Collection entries
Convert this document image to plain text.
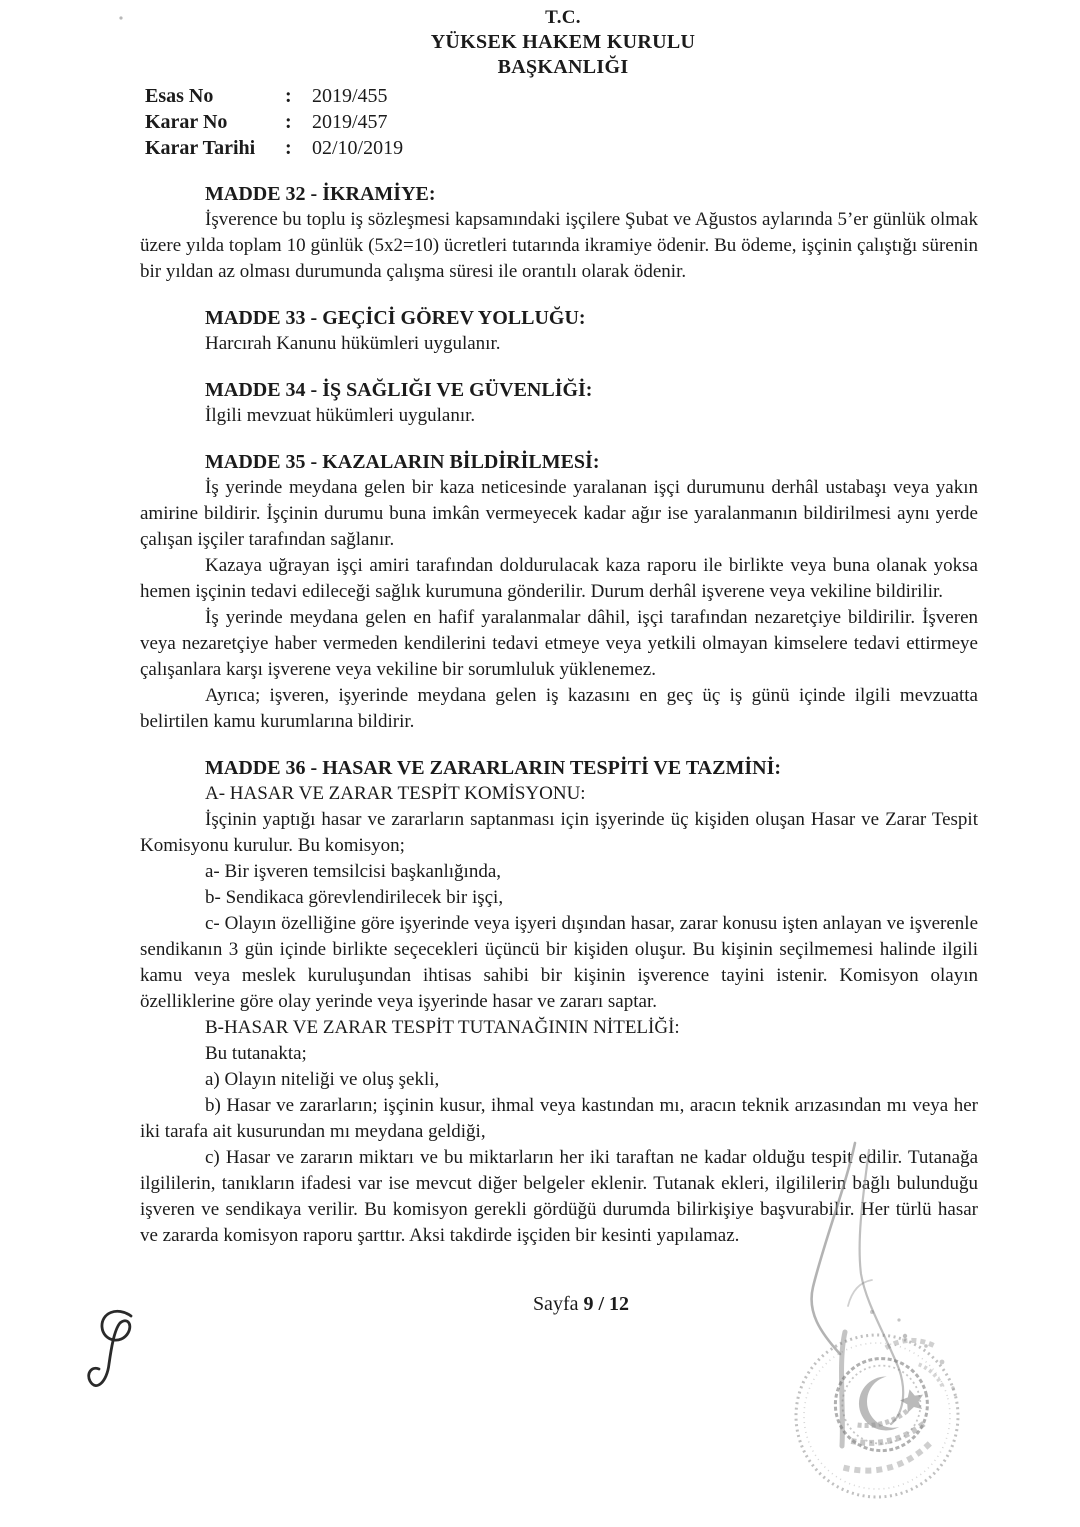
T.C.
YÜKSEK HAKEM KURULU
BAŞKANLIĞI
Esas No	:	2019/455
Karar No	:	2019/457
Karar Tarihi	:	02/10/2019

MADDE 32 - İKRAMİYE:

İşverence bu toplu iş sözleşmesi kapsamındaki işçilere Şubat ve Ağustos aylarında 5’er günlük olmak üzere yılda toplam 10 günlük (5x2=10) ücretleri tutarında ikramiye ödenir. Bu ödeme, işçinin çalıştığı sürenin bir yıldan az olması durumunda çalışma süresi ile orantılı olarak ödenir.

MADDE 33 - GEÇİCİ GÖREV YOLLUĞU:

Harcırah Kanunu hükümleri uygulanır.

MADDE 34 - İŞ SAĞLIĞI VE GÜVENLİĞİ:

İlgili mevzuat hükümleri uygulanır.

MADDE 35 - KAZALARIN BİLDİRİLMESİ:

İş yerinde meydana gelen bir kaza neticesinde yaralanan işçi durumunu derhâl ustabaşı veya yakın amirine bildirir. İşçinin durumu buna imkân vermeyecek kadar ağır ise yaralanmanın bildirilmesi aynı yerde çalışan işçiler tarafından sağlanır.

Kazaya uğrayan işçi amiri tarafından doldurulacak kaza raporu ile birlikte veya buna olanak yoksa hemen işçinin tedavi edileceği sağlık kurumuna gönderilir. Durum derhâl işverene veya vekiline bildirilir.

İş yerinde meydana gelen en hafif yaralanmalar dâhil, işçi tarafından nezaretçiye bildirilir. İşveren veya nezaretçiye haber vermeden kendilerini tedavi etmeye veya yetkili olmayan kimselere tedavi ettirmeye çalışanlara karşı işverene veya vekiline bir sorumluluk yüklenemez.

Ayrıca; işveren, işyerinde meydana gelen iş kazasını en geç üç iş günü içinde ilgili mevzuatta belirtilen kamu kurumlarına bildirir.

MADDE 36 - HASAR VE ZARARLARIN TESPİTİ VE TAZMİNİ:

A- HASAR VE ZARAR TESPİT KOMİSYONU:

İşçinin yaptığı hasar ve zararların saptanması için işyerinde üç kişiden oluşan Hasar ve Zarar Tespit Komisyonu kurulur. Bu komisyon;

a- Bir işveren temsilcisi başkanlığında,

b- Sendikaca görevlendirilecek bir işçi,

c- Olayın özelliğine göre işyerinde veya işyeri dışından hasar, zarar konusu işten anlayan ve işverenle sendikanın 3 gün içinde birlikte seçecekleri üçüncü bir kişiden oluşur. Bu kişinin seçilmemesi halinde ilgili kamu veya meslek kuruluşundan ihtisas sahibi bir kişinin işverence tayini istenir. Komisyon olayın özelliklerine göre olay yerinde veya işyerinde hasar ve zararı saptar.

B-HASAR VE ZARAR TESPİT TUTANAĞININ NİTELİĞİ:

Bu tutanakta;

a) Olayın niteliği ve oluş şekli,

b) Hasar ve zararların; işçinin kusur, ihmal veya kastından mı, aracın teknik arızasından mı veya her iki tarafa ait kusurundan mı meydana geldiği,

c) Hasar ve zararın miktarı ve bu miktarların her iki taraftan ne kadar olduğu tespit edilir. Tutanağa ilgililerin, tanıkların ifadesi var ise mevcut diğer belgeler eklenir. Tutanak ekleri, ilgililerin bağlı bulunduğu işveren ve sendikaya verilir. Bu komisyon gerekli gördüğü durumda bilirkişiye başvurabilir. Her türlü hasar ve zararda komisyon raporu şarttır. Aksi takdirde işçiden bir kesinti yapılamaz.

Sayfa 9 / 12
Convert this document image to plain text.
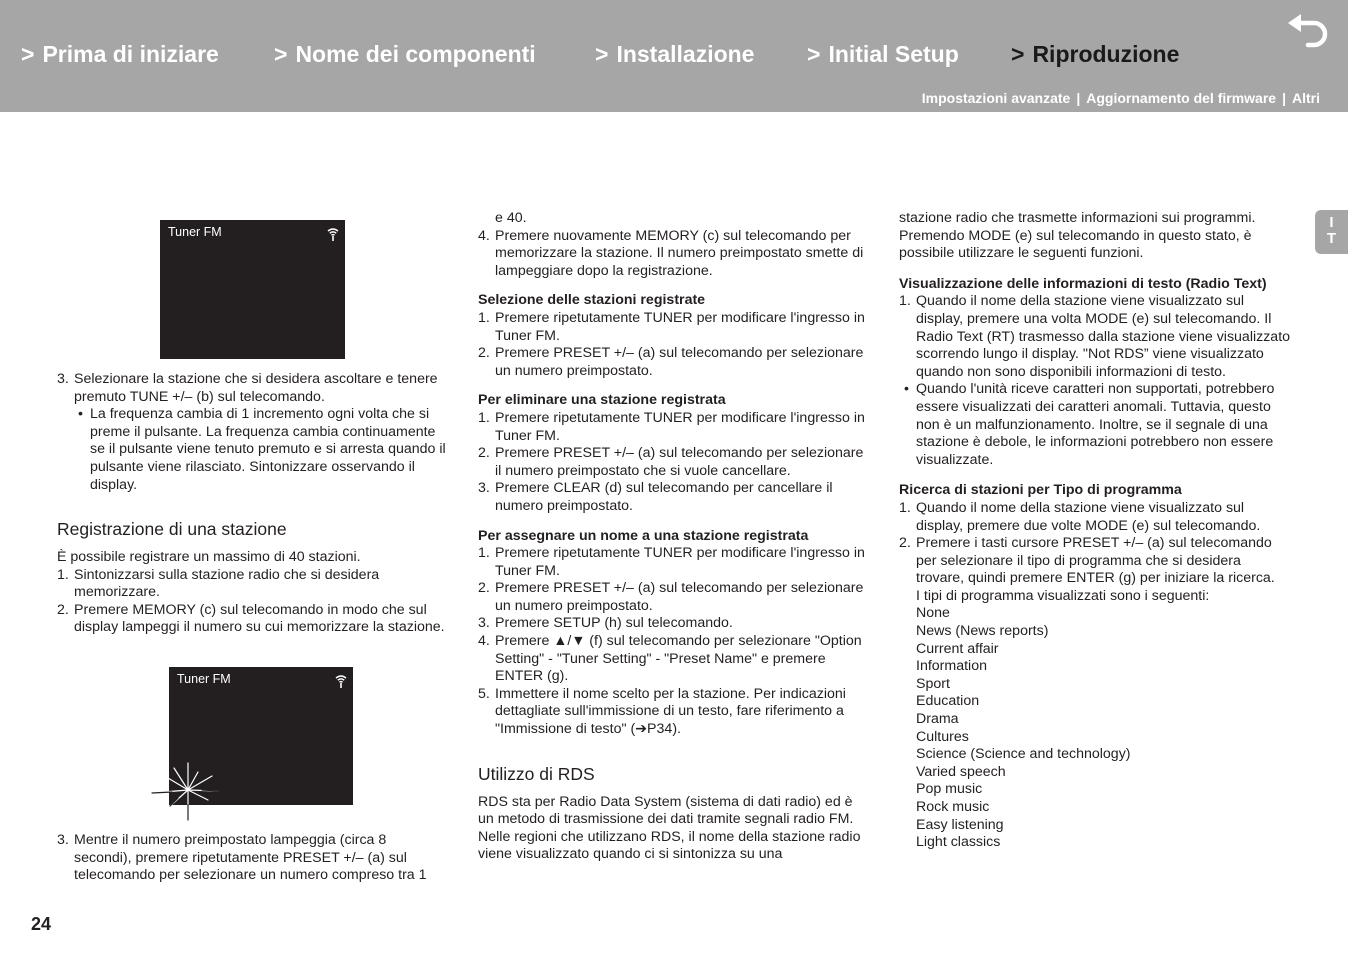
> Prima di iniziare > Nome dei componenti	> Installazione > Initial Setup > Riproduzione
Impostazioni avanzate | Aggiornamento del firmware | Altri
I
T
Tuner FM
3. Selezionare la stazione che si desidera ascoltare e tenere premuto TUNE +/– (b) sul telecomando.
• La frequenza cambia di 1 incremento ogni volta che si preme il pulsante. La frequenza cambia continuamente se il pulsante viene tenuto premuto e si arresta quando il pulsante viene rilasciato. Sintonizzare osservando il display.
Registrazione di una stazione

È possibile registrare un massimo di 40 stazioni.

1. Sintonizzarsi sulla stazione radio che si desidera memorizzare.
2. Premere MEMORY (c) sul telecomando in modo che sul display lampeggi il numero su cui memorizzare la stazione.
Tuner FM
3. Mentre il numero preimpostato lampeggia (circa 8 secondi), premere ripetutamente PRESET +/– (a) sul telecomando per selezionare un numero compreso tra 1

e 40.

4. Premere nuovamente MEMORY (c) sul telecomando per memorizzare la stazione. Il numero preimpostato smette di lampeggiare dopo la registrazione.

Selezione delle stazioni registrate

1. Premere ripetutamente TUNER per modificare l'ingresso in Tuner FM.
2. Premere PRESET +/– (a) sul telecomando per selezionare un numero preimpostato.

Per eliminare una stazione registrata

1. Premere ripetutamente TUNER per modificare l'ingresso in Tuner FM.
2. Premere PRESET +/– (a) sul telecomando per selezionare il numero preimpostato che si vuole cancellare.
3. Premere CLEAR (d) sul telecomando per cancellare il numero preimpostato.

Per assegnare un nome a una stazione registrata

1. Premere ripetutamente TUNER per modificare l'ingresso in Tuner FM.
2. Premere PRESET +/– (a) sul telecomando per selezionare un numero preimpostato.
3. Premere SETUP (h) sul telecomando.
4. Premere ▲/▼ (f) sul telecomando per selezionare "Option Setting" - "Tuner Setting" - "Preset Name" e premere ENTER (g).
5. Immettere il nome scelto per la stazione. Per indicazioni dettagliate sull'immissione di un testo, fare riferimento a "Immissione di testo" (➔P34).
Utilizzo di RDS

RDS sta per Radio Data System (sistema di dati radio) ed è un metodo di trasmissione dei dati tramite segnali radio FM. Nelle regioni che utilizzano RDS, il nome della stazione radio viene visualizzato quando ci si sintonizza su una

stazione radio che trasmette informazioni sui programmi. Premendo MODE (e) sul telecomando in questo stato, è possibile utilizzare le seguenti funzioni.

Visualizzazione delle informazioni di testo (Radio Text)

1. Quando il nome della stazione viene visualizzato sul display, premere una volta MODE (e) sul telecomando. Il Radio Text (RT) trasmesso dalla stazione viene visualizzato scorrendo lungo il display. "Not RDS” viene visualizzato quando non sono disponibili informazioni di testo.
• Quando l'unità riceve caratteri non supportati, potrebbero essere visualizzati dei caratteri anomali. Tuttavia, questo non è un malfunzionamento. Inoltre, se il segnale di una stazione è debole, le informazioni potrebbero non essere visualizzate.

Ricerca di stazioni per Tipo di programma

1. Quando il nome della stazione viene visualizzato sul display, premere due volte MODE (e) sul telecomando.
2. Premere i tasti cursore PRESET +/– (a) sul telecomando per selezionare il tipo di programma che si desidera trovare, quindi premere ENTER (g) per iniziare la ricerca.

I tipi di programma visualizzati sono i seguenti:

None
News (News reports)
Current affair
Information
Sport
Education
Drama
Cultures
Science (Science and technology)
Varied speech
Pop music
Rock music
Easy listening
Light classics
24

### Do this
Copy out all the data exactly; skip the pictures.

### Task result
Convert this document image to plain text.
T.C.
YÜKSEK HAKEM KURULU
BAŞKANLIĞI
Esas No	:	2019/455
Karar No	:	2019/457
Karar Tarihi	:	02/10/2019

MADDE 32 - İKRAMİYE:

İşverence bu toplu iş sözleşmesi kapsamındaki işçilere Şubat ve Ağustos aylarında 5’er günlük olmak üzere yılda toplam 10 günlük (5x2=10) ücretleri tutarında ikramiye ödenir. Bu ödeme, işçinin çalıştığı sürenin bir yıldan az olması durumunda çalışma süresi ile orantılı olarak ödenir.

MADDE 33 - GEÇİCİ GÖREV YOLLUĞU:

Harcırah Kanunu hükümleri uygulanır.

MADDE 34 - İŞ SAĞLIĞI VE GÜVENLİĞİ:

İlgili mevzuat hükümleri uygulanır.

MADDE 35 - KAZALARIN BİLDİRİLMESİ:

İş yerinde meydana gelen bir kaza neticesinde yaralanan işçi durumunu derhâl ustabaşı veya yakın amirine bildirir. İşçinin durumu buna imkân vermeyecek kadar ağır ise yaralanmanın bildirilmesi aynı yerde çalışan işçiler tarafından sağlanır.

Kazaya uğrayan işçi amiri tarafından doldurulacak kaza raporu ile birlikte veya buna olanak yoksa hemen işçinin tedavi edileceği sağlık kurumuna gönderilir. Durum derhâl işverene veya vekiline bildirilir.

İş yerinde meydana gelen en hafif yaralanmalar dâhil, işçi tarafından nezaretçiye bildirilir. İşveren veya nezaretçiye haber vermeden kendilerini tedavi etmeye veya yetkili olmayan kimselere tedavi ettirmeye çalışanlara karşı işverene veya vekiline bir sorumluluk yüklenemez.

Ayrıca; işveren, işyerinde meydana gelen iş kazasını en geç üç iş günü içinde ilgili mevzuatta belirtilen kamu kurumlarına bildirir.

MADDE 36 - HASAR VE ZARARLARIN TESPİTİ VE TAZMİNİ:

A- HASAR VE ZARAR TESPİT KOMİSYONU:

İşçinin yaptığı hasar ve zararların saptanması için işyerinde üç kişiden oluşan Hasar ve Zarar Tespit Komisyonu kurulur. Bu komisyon;

a- Bir işveren temsilcisi başkanlığında,

b- Sendikaca görevlendirilecek bir işçi,

c- Olayın özelliğine göre işyerinde veya işyeri dışından hasar, zarar konusu işten anlayan ve işverenle sendikanın 3 gün içinde birlikte seçecekleri üçüncü bir kişiden oluşur. Bu kişinin seçilmemesi halinde ilgili kamu veya meslek kuruluşundan ihtisas sahibi bir kişinin işverence tayini istenir. Komisyon olayın özelliklerine göre olay yerinde veya işyerinde hasar ve zararı saptar.

B-HASAR VE ZARAR TESPİT TUTANAĞININ NİTELİĞİ:

Bu tutanakta;

a) Olayın niteliği ve oluş şekli,

b) Hasar ve zararların; işçinin kusur, ihmal veya kastından mı, aracın teknik arızasından mı veya her iki tarafa ait kusurundan mı meydana geldiği,

c) Hasar ve zararın miktarı ve bu miktarların her iki taraftan ne kadar olduğu tespit edilir. Tutanağa ilgililerin, tanıkların ifadesi var ise mevcut diğer belgeler eklenir. Tutanak ekleri, ilgililerin bağlı bulunduğu işveren ve sendikaya verilir. Bu komisyon gerekli gördüğü durumda bilirkişiye başvurabilir. Her türlü hasar ve zararda komisyon raporu şarttır. Aksi takdirde işçiden bir kesinti yapılamaz.

Sayfa 9 / 12
Convert this document image to plain text.
> Prima di iniziare > Nome dei componenti	> Installazione > Initial Setup > Riproduzione
Impostazioni avanzate | Aggiornamento del firmware | Altri
I
T
Tuner FM
3. Selezionare la stazione che si desidera ascoltare e tenere premuto TUNE +/– (b) sul telecomando.
• La frequenza cambia di 1 incremento ogni volta che si preme il pulsante. La frequenza cambia continuamente se il pulsante viene tenuto premuto e si arresta quando il pulsante viene rilasciato. Sintonizzare osservando il display.
Registrazione di una stazione

È possibile registrare un massimo di 40 stazioni.

1. Sintonizzarsi sulla stazione radio che si desidera memorizzare.
2. Premere MEMORY (c) sul telecomando in modo che sul display lampeggi il numero su cui memorizzare la stazione.
Tuner FM
3. Mentre il numero preimpostato lampeggia (circa 8 secondi), premere ripetutamente PRESET +/– (a) sul telecomando per selezionare un numero compreso tra 1

e 40.

4. Premere nuovamente MEMORY (c) sul telecomando per memorizzare la stazione. Il numero preimpostato smette di lampeggiare dopo la registrazione.

Selezione delle stazioni registrate

1. Premere ripetutamente TUNER per modificare l'ingresso in Tuner FM.
2. Premere PRESET +/– (a) sul telecomando per selezionare un numero preimpostato.

Per eliminare una stazione registrata

1. Premere ripetutamente TUNER per modificare l'ingresso in Tuner FM.
2. Premere PRESET +/– (a) sul telecomando per selezionare il numero preimpostato che si vuole cancellare.
3. Premere CLEAR (d) sul telecomando per cancellare il numero preimpostato.

Per assegnare un nome a una stazione registrata

1. Premere ripetutamente TUNER per modificare l'ingresso in Tuner FM.
2. Premere PRESET +/– (a) sul telecomando per selezionare un numero preimpostato.
3. Premere SETUP (h) sul telecomando.
4. Premere ▲/▼ (f) sul telecomando per selezionare "Option Setting" - "Tuner Setting" - "Preset Name" e premere ENTER (g).
5. Immettere il nome scelto per la stazione. Per indicazioni dettagliate sull'immissione di un testo, fare riferimento a "Immissione di testo" (➔P34).
Utilizzo di RDS

RDS sta per Radio Data System (sistema di dati radio) ed è un metodo di trasmissione dei dati tramite segnali radio FM. Nelle regioni che utilizzano RDS, il nome della stazione radio viene visualizzato quando ci si sintonizza su una

stazione radio che trasmette informazioni sui programmi. Premendo MODE (e) sul telecomando in questo stato, è possibile utilizzare le seguenti funzioni.

Visualizzazione delle informazioni di testo (Radio Text)

1. Quando il nome della stazione viene visualizzato sul display, premere una volta MODE (e) sul telecomando. Il Radio Text (RT) trasmesso dalla stazione viene visualizzato scorrendo lungo il display. "Not RDS” viene visualizzato quando non sono disponibili informazioni di testo.
• Quando l'unità riceve caratteri non supportati, potrebbero essere visualizzati dei caratteri anomali. Tuttavia, questo non è un malfunzionamento. Inoltre, se il segnale di una stazione è debole, le informazioni potrebbero non essere visualizzate.

Ricerca di stazioni per Tipo di programma

1. Quando il nome della stazione viene visualizzato sul display, premere due volte MODE (e) sul telecomando.
2. Premere i tasti cursore PRESET +/– (a) sul telecomando per selezionare il tipo di programma che si desidera trovare, quindi premere ENTER (g) per iniziare la ricerca.

I tipi di programma visualizzati sono i seguenti:

None
News (News reports)
Current affair
Information
Sport
Education
Drama
Cultures
Science (Science and technology)
Varied speech
Pop music
Rock music
Easy listening
Light classics
24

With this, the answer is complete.